§ **Listed records**:

· · ·

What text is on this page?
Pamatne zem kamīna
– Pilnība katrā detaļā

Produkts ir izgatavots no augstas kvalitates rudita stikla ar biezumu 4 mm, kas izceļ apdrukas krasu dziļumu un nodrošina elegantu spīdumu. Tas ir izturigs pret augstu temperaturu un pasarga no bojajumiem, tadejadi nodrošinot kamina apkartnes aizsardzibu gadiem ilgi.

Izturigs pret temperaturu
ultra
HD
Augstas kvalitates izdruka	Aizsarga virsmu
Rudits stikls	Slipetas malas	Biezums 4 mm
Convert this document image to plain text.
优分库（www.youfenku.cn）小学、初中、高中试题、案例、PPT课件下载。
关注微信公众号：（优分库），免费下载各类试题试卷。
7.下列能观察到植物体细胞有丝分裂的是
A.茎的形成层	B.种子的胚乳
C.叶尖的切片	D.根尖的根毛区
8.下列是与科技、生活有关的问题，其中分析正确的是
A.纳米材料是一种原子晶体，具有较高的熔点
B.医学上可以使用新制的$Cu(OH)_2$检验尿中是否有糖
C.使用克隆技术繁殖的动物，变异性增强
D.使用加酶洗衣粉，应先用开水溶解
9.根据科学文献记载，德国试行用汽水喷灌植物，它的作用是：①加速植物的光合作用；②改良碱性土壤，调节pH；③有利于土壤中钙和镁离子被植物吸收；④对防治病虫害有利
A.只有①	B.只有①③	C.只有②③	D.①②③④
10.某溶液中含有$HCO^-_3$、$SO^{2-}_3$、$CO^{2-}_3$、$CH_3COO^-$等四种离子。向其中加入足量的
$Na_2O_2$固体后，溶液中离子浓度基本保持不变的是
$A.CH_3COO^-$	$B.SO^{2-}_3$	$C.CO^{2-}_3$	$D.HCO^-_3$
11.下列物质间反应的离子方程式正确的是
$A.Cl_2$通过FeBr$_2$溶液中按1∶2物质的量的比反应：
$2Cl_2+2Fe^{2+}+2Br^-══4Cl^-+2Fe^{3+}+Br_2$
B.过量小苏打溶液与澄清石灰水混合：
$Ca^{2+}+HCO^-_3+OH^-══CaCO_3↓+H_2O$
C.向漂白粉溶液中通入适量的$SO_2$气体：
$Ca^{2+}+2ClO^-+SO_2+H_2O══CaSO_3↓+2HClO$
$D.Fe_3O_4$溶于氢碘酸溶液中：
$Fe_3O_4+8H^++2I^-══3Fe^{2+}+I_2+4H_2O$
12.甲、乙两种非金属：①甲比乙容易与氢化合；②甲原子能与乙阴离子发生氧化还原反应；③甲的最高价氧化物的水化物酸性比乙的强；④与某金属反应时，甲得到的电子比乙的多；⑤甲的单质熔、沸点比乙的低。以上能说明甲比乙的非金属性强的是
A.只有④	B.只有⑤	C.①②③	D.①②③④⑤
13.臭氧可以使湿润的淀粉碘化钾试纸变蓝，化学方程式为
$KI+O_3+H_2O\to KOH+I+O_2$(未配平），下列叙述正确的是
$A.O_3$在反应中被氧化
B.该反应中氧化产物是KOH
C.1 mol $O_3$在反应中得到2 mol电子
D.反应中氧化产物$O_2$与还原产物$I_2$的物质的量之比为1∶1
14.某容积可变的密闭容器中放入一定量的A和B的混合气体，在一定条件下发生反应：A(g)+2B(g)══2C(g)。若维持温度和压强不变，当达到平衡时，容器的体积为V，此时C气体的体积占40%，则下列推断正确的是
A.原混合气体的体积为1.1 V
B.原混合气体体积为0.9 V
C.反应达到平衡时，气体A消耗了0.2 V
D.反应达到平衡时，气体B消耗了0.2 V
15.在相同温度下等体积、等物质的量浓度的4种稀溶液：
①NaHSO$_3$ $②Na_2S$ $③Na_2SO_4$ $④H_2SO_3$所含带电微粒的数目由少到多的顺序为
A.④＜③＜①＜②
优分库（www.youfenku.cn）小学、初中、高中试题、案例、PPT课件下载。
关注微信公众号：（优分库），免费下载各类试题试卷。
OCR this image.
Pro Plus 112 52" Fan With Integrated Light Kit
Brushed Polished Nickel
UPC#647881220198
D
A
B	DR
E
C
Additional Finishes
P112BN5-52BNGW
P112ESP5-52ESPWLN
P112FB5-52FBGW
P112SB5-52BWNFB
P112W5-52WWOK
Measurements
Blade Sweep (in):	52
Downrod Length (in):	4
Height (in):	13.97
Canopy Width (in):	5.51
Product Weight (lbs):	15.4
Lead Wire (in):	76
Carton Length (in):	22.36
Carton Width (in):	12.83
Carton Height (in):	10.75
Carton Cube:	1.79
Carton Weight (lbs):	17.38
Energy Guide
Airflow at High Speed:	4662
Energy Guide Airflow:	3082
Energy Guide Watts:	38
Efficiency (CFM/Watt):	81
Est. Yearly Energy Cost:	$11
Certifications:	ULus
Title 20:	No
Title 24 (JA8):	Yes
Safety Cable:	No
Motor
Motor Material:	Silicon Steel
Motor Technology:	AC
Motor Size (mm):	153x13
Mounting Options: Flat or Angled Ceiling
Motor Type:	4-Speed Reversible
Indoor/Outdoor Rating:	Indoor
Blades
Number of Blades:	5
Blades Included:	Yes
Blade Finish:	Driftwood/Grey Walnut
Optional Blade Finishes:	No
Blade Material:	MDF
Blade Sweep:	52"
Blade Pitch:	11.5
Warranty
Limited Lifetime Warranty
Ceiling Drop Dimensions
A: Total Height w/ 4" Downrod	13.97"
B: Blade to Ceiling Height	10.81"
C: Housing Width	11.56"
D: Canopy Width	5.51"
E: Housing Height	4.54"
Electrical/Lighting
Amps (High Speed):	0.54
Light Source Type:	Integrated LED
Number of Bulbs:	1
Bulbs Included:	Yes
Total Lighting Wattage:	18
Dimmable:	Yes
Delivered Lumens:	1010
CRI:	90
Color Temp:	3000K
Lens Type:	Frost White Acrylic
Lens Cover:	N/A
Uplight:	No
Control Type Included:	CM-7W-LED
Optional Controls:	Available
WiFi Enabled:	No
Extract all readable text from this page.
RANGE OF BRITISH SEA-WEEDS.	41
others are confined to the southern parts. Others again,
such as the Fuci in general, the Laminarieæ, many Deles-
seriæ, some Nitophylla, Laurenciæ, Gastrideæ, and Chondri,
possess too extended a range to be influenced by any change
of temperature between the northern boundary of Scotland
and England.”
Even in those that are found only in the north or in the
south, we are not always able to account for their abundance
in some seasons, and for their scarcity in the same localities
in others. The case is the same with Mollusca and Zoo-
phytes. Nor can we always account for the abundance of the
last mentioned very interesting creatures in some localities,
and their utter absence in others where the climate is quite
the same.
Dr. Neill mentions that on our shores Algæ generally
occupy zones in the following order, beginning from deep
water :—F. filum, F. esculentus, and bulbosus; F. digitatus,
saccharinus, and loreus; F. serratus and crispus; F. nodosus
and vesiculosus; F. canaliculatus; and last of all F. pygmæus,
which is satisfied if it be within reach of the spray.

· · ·

§ **Aim**:
Print the records above in full, exactly.

§ **Reply**:
What text is on this page?
Pamatne zem kamīna
– Pilnība katrā detaļā

Produkts ir izgatavots no augstas kvalitates rudita stikla ar biezumu 4 mm, kas izceļ apdrukas krasu dziļumu un nodrošina elegantu spīdumu. Tas ir izturigs pret augstu temperaturu un pasarga no bojajumiem, tadejadi nodrošinot kamina apkartnes aizsardzibu gadiem ilgi.

Izturigs pret temperaturu
ultra
HD
Augstas kvalitates izdruka	Aizsarga virsmu
Rudits stikls	Slipetas malas	Biezums 4 mm
Convert this document image to plain text.
优分库（www.youfenku.cn）小学、初中、高中试题、案例、PPT课件下载。
关注微信公众号：（优分库），免费下载各类试题试卷。
7.下列能观察到植物体细胞有丝分裂的是
A.茎的形成层	B.种子的胚乳
C.叶尖的切片	D.根尖的根毛区
8.下列是与科技、生活有关的问题，其中分析正确的是
A.纳米材料是一种原子晶体，具有较高的熔点
B.医学上可以使用新制的$Cu(OH)_2$检验尿中是否有糖
C.使用克隆技术繁殖的动物，变异性增强
D.使用加酶洗衣粉，应先用开水溶解
9.根据科学文献记载，德国试行用汽水喷灌植物，它的作用是：①加速植物的光合作用；②改良碱性土壤，调节pH；③有利于土壤中钙和镁离子被植物吸收；④对防治病虫害有利
A.只有①	B.只有①③	C.只有②③	D.①②③④
10.某溶液中含有$HCO^-_3$、$SO^{2-}_3$、$CO^{2-}_3$、$CH_3COO^-$等四种离子。向其中加入足量的
$Na_2O_2$固体后，溶液中离子浓度基本保持不变的是
$A.CH_3COO^-$	$B.SO^{2-}_3$	$C.CO^{2-}_3$	$D.HCO^-_3$
11.下列物质间反应的离子方程式正确的是
$A.Cl_2$通过FeBr$_2$溶液中按1∶2物质的量的比反应：
$2Cl_2+2Fe^{2+}+2Br^-══4Cl^-+2Fe^{3+}+Br_2$
B.过量小苏打溶液与澄清石灰水混合：
$Ca^{2+}+HCO^-_3+OH^-══CaCO_3↓+H_2O$
C.向漂白粉溶液中通入适量的$SO_2$气体：
$Ca^{2+}+2ClO^-+SO_2+H_2O══CaSO_3↓+2HClO$
$D.Fe_3O_4$溶于氢碘酸溶液中：
$Fe_3O_4+8H^++2I^-══3Fe^{2+}+I_2+4H_2O$
12.甲、乙两种非金属：①甲比乙容易与氢化合；②甲原子能与乙阴离子发生氧化还原反应；③甲的最高价氧化物的水化物酸性比乙的强；④与某金属反应时，甲得到的电子比乙的多；⑤甲的单质熔、沸点比乙的低。以上能说明甲比乙的非金属性强的是
A.只有④	B.只有⑤	C.①②③	D.①②③④⑤
13.臭氧可以使湿润的淀粉碘化钾试纸变蓝，化学方程式为
$KI+O_3+H_2O\to KOH+I+O_2$(未配平），下列叙述正确的是
$A.O_3$在反应中被氧化
B.该反应中氧化产物是KOH
C.1 mol $O_3$在反应中得到2 mol电子
D.反应中氧化产物$O_2$与还原产物$I_2$的物质的量之比为1∶1
14.某容积可变的密闭容器中放入一定量的A和B的混合气体，在一定条件下发生反应：A(g)+2B(g)══2C(g)。若维持温度和压强不变，当达到平衡时，容器的体积为V，此时C气体的体积占40%，则下列推断正确的是
A.原混合气体的体积为1.1 V
B.原混合气体体积为0.9 V
C.反应达到平衡时，气体A消耗了0.2 V
D.反应达到平衡时，气体B消耗了0.2 V
15.在相同温度下等体积、等物质的量浓度的4种稀溶液：
①NaHSO$_3$ $②Na_2S$ $③Na_2SO_4$ $④H_2SO_3$所含带电微粒的数目由少到多的顺序为
A.④＜③＜①＜②
优分库（www.youfenku.cn）小学、初中、高中试题、案例、PPT课件下载。
关注微信公众号：（优分库），免费下载各类试题试卷。
OCR this image.
Pro Plus 112 52" Fan With Integrated Light Kit
Brushed Polished Nickel
UPC#647881220198
D
A
B	DR
E
C
Additional Finishes
P112BN5-52BNGW
P112ESP5-52ESPWLN
P112FB5-52FBGW
P112SB5-52BWNFB
P112W5-52WWOK
Measurements
Blade Sweep (in):	52
Downrod Length (in):	4
Height (in):	13.97
Canopy Width (in):	5.51
Product Weight (lbs):	15.4
Lead Wire (in):	76
Carton Length (in):	22.36
Carton Width (in):	12.83
Carton Height (in):	10.75
Carton Cube:	1.79
Carton Weight (lbs):	17.38
Energy Guide
Airflow at High Speed:	4662
Energy Guide Airflow:	3082
Energy Guide Watts:	38
Efficiency (CFM/Watt):	81
Est. Yearly Energy Cost:	$11
Certifications:	ULus
Title 20:	No
Title 24 (JA8):	Yes
Safety Cable:	No
Motor
Motor Material:	Silicon Steel
Motor Technology:	AC
Motor Size (mm):	153x13
Mounting Options: Flat or Angled Ceiling
Motor Type:	4-Speed Reversible
Indoor/Outdoor Rating:	Indoor
Blades
Number of Blades:	5
Blades Included:	Yes
Blade Finish:	Driftwood/Grey Walnut
Optional Blade Finishes:	No
Blade Material:	MDF
Blade Sweep:	52"
Blade Pitch:	11.5
Warranty
Limited Lifetime Warranty
Ceiling Drop Dimensions
A: Total Height w/ 4" Downrod	13.97"
B: Blade to Ceiling Height	10.81"
C: Housing Width	11.56"
D: Canopy Width	5.51"
E: Housing Height	4.54"
Electrical/Lighting
Amps (High Speed):	0.54
Light Source Type:	Integrated LED
Number of Bulbs:	1
Bulbs Included:	Yes
Total Lighting Wattage:	18
Dimmable:	Yes
Delivered Lumens:	1010
CRI:	90
Color Temp:	3000K
Lens Type:	Frost White Acrylic
Lens Cover:	N/A
Uplight:	No
Control Type Included:	CM-7W-LED
Optional Controls:	Available
WiFi Enabled:	No
Extract all readable text from this page.
RANGE OF BRITISH SEA-WEEDS.	41
others are confined to the southern parts. Others again,
such as the Fuci in general, the Laminarieæ, many Deles-
seriæ, some Nitophylla, Laurenciæ, Gastrideæ, and Chondri,
possess too extended a range to be influenced by any change
of temperature between the northern boundary of Scotland
and England.”
Even in those that are found only in the north or in the
south, we are not always able to account for their abundance
in some seasons, and for their scarcity in the same localities
in others. The case is the same with Mollusca and Zoo-
phytes. Nor can we always account for the abundance of the
last mentioned very interesting creatures in some localities,
and their utter absence in others where the climate is quite
the same.
Dr. Neill mentions that on our shores Algæ generally
occupy zones in the following order, beginning from deep
water :—F. filum, F. esculentus, and bulbosus; F. digitatus,
saccharinus, and loreus; F. serratus and crispus; F. nodosus
and vesiculosus; F. canaliculatus; and last of all F. pygmæus,
which is satisfied if it be within reach of the spray.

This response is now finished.